=== Task requirements ===
Using the listing below, select the lines with the word "this" and copy them.

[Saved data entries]

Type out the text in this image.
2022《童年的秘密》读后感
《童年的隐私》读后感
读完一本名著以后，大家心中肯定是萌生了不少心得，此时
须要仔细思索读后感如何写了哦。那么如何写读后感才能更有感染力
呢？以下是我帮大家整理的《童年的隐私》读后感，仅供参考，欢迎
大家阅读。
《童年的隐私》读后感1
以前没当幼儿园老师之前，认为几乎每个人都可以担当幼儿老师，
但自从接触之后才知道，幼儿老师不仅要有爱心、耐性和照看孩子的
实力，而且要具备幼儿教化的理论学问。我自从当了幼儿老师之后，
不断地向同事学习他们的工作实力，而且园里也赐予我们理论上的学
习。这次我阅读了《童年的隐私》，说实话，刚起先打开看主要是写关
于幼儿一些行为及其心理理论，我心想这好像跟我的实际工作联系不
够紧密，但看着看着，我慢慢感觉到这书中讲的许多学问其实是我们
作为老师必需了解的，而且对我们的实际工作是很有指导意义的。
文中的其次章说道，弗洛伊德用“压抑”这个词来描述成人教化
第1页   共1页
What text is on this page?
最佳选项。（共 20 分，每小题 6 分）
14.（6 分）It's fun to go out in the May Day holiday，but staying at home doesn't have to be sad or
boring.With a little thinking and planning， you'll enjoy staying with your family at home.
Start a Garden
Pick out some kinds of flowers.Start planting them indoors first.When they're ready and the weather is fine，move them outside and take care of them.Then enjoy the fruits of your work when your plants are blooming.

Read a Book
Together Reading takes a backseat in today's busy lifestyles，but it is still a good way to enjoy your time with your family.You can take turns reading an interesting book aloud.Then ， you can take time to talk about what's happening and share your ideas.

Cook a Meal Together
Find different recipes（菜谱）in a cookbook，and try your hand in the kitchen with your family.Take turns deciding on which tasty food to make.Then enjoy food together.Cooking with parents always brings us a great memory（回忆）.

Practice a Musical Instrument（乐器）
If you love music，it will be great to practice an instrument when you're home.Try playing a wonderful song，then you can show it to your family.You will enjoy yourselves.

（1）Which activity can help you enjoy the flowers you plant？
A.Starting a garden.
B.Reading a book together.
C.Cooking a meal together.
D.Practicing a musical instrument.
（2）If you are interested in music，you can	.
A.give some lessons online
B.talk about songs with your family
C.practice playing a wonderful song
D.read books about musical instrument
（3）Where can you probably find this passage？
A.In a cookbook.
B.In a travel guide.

=== Full output ===
Type out the text in this image.
What text is on this page?
（3）Where can you probably find this passage？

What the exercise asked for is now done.